* **Extracted material**:
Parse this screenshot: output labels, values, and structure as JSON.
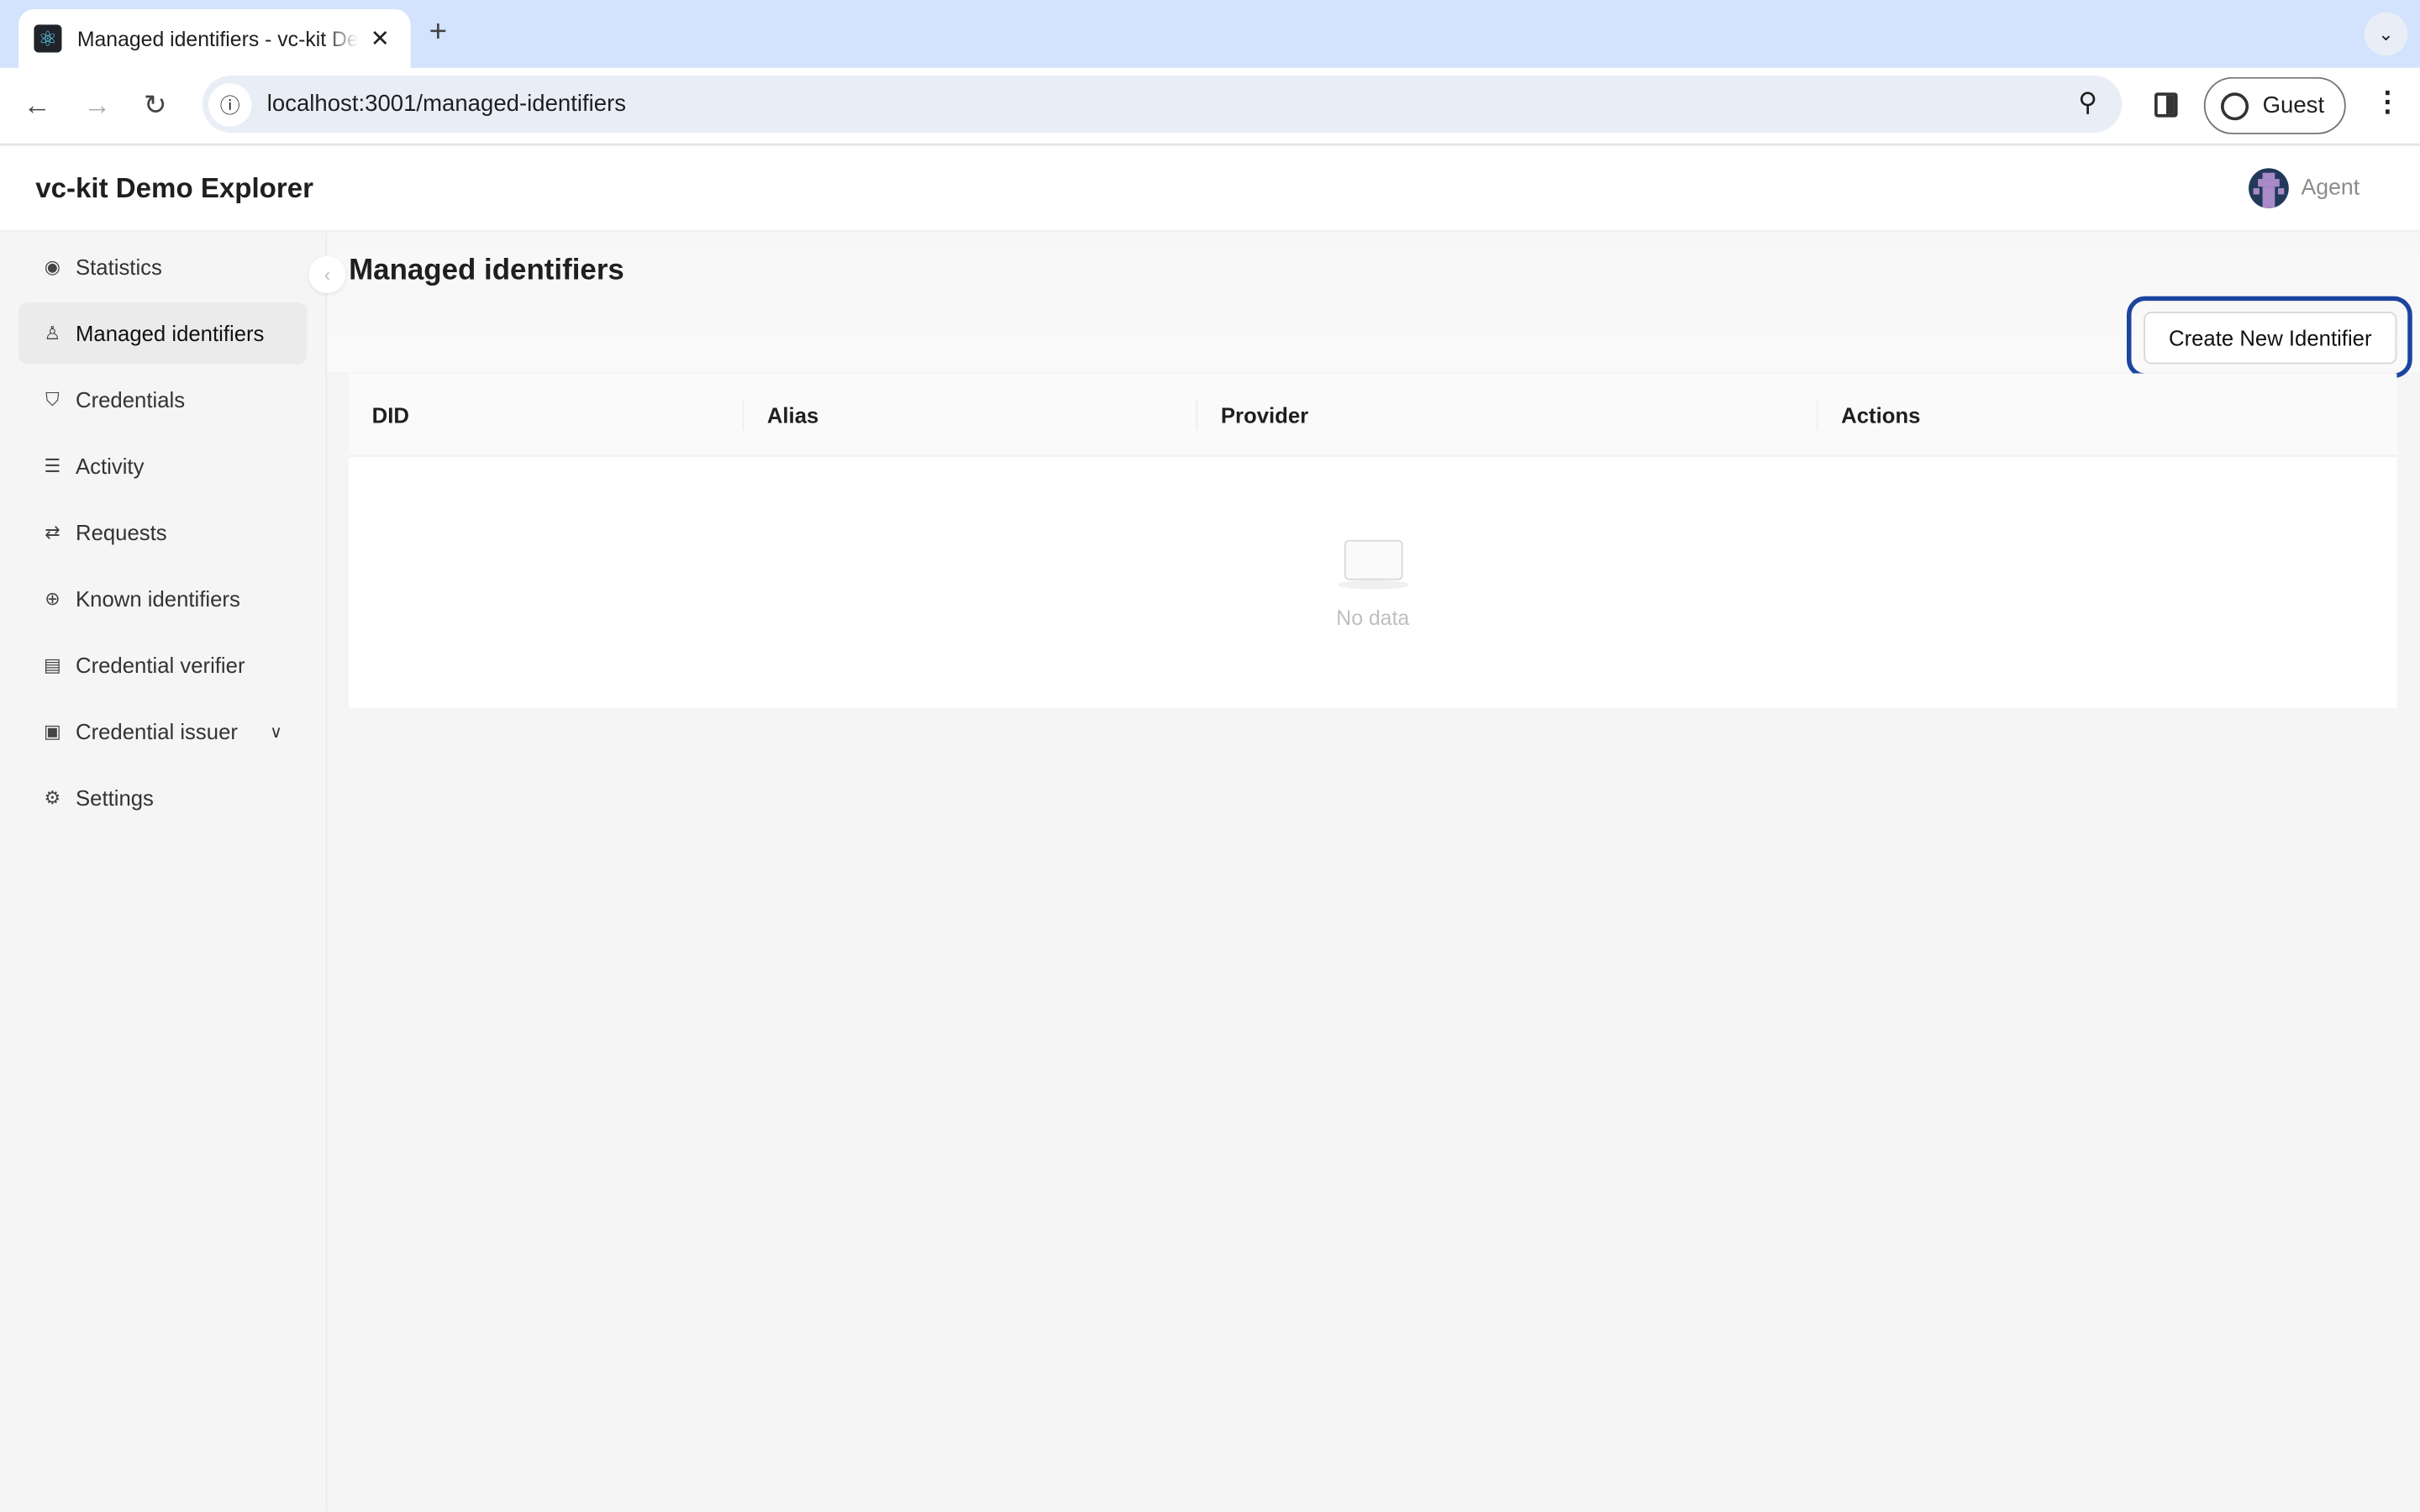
{
  "browser": {
    "tab_title": "Managed identifiers - vc-kit Demo Explorer",
    "url": "localhost:3001/managed-identifiers",
    "profile": "Guest"
  },
  "app": {
    "brand": "vc-kit Demo Explorer",
    "user": "Agent"
  },
  "sidebar": {
    "items": [
      {
        "label": "Statistics",
        "icon": "eye-icon"
      },
      {
        "label": "Managed identifiers",
        "icon": "user-icon",
        "active": true
      },
      {
        "label": "Credentials",
        "icon": "shield-check-icon"
      },
      {
        "label": "Activity",
        "icon": "list-icon"
      },
      {
        "label": "Requests",
        "icon": "swap-icon"
      },
      {
        "label": "Known identifiers",
        "icon": "globe-icon"
      },
      {
        "label": "Credential verifier",
        "icon": "file-check-icon"
      },
      {
        "label": "Credential issuer",
        "icon": "terminal-icon",
        "expandable": true
      },
      {
        "label": "Settings",
        "icon": "gear-icon"
      }
    ]
  },
  "main": {
    "title": "Managed identifiers",
    "create_button": "Create New Identifier",
    "table": {
      "columns": [
        "DID",
        "Alias",
        "Provider",
        "Actions"
      ],
      "rows": [],
      "empty_text": "No data"
    }
  },
  "colors": {
    "focus_ring": "#1c45a0",
    "tab_strip": "#d3e3fd"
  }
}
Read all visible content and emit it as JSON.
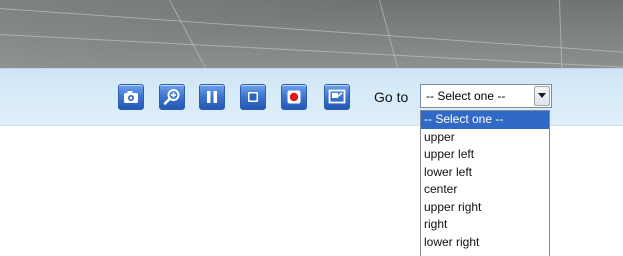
{
  "camera": {
    "description": ""
  },
  "toolbar": {
    "buttons": [
      {
        "name": "snapshot-button",
        "icon": "camera-icon"
      },
      {
        "name": "digital-zoom-button",
        "icon": "zoom-in-icon"
      },
      {
        "name": "pause-button",
        "icon": "pause-icon"
      },
      {
        "name": "stop-button",
        "icon": "stop-icon"
      },
      {
        "name": "record-button",
        "icon": "record-icon"
      },
      {
        "name": "fullscreen-button",
        "icon": "fullscreen-icon"
      }
    ],
    "goto": {
      "label": "Go to",
      "selected": "-- Select one --",
      "options": [
        "-- Select one --",
        "upper",
        "upper left",
        "lower left",
        "center",
        "upper right",
        "right",
        "lower right"
      ],
      "highlighted_index": 0
    }
  },
  "colors": {
    "toolbar_bg": "#d6eaf8",
    "button_blue": "#3c74cf",
    "record_red": "#e01818",
    "highlight": "#3169c6"
  }
}
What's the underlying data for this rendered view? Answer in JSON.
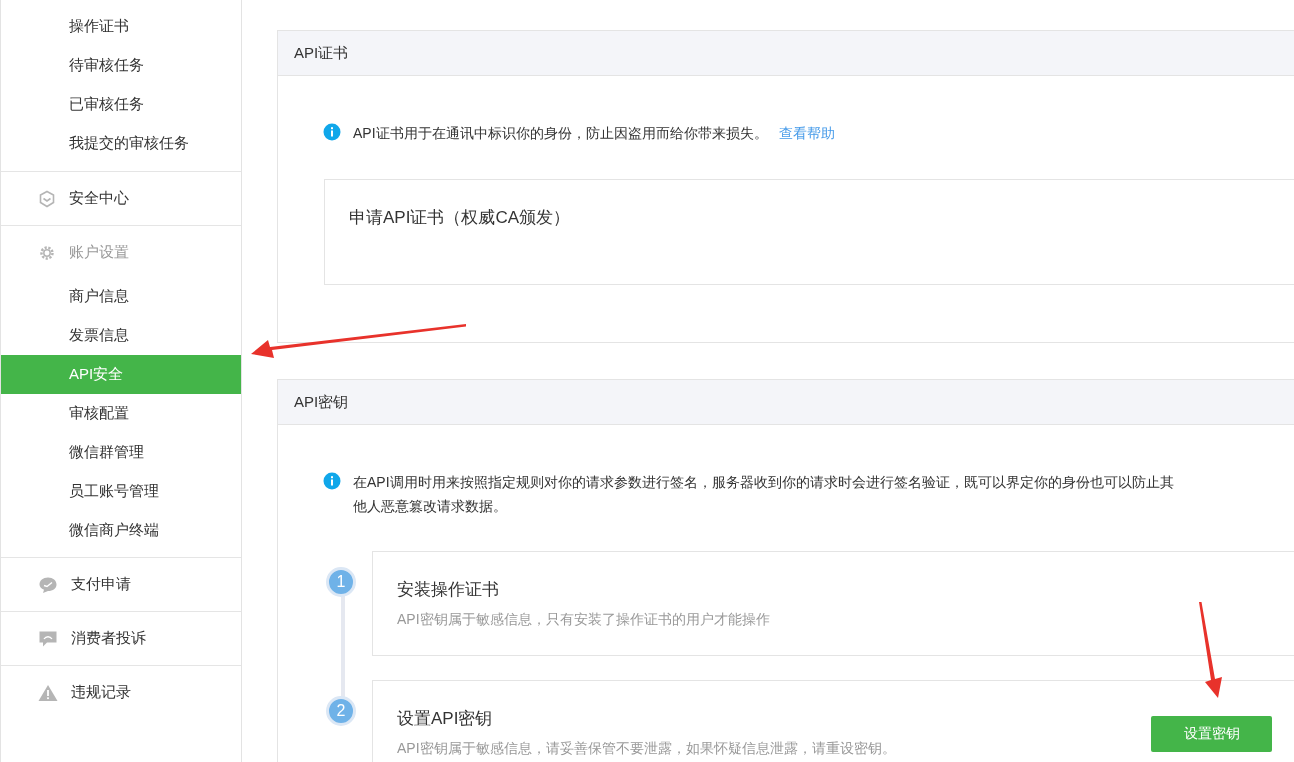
{
  "sidebar": {
    "sections": [
      {
        "items": [
          {
            "label": "操作证书",
            "selected": false
          },
          {
            "label": "待审核任务",
            "selected": false
          },
          {
            "label": "已审核任务",
            "selected": false
          },
          {
            "label": "我提交的审核任务",
            "selected": false
          }
        ]
      },
      {
        "header": {
          "label": "安全中心",
          "muted": false
        }
      },
      {
        "header": {
          "label": "账户设置",
          "muted": true
        },
        "items": [
          {
            "label": "商户信息",
            "selected": false
          },
          {
            "label": "发票信息",
            "selected": false
          },
          {
            "label": "API安全",
            "selected": true
          },
          {
            "label": "审核配置",
            "selected": false
          },
          {
            "label": "微信群管理",
            "selected": false
          },
          {
            "label": "员工账号管理",
            "selected": false
          },
          {
            "label": "微信商户终端",
            "selected": false
          }
        ]
      },
      {
        "header": {
          "label": "支付申请",
          "muted": false
        }
      },
      {
        "header": {
          "label": "消费者投诉",
          "muted": false
        }
      },
      {
        "header": {
          "label": "违规记录",
          "muted": false
        }
      }
    ]
  },
  "panels": [
    {
      "title": "API证书",
      "info": {
        "lines": [
          "API证书用于在通讯中标识你的身份，防止因盗用而给你带来损失。"
        ],
        "link": "查看帮助"
      },
      "card": {
        "title": "申请API证书（权威CA颁发）"
      }
    },
    {
      "title": "API密钥",
      "info": {
        "lines": [
          "在API调用时用来按照指定规则对你的请求参数进行签名，服务器收到你的请求时会进行签名验证，既可以界定你的身份也可以防止其",
          "他人恶意篡改请求数据。"
        ]
      },
      "steps": [
        {
          "number": "1",
          "title": "安装操作证书",
          "description": "API密钥属于敏感信息，只有安装了操作证书的用户才能操作"
        },
        {
          "number": "2",
          "title": "设置API密钥",
          "description": "API密钥属于敏感信息，请妥善保管不要泄露，如果怀疑信息泄露，请重设密钥。",
          "button": "设置密钥"
        }
      ]
    }
  ]
}
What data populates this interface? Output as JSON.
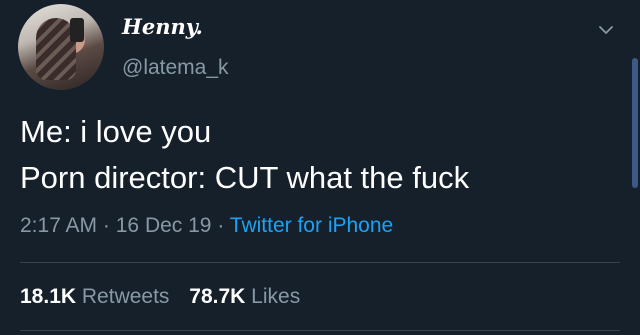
{
  "author": {
    "display_name": "Henny.",
    "handle": "@latema_k"
  },
  "tweet": {
    "lines": [
      "Me: i love you",
      "Porn director: CUT what the fuck"
    ]
  },
  "meta": {
    "time": "2:17 AM",
    "date": "16 Dec 19",
    "separator": "·",
    "source": "Twitter for iPhone"
  },
  "stats": {
    "retweets_count": "18.1K",
    "retweets_label": "Retweets",
    "likes_count": "78.7K",
    "likes_label": "Likes"
  },
  "icons": {
    "menu": "chevron-down-icon"
  },
  "colors": {
    "background": "#15202b",
    "secondary_text": "#8899a6",
    "link": "#1da1f2"
  }
}
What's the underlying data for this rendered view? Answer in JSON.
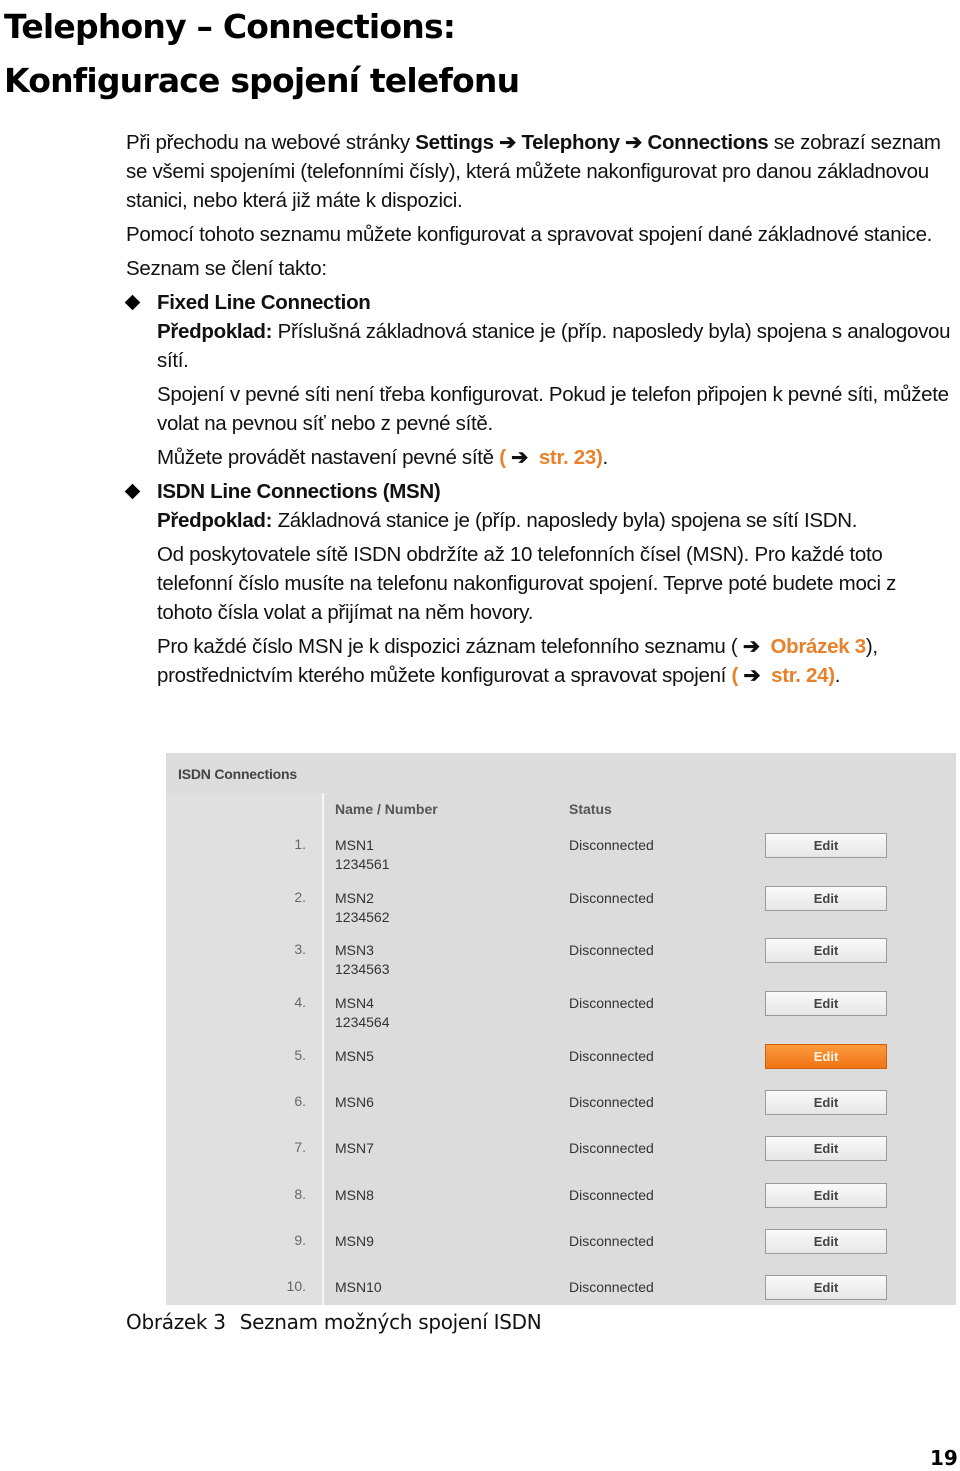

* **The exercise**:
Look above for the line containing "What data populates"; output that line and all lines after it through the last one exactly, without the pictures.

* **The solution**:
What data populates this interface? Output as JSON.
{
  "author": {
    "display_name": "Henny.",
    "handle": "@latema_k"
  },
  "tweet": {
    "lines": [
      "Me: i love you",
      "Porn director: CUT what the fuck"
    ]
  },
  "meta": {
    "time": "2:17 AM",
    "date": "16 Dec 19",
    "separator": "·",
    "source": "Twitter for iPhone"
  },
  "stats": {
    "retweets_count": "18.1K",
    "retweets_label": "Retweets",
    "likes_count": "78.7K",
    "likes_label": "Likes"
  },
  "icons": {
    "menu": "chevron-down-icon"
  },
  "colors": {
    "background": "#15202b",
    "secondary_text": "#8899a6",
    "link": "#1da1f2"
  }
}
What's the underlying data for this rendered view? Answer in JSON.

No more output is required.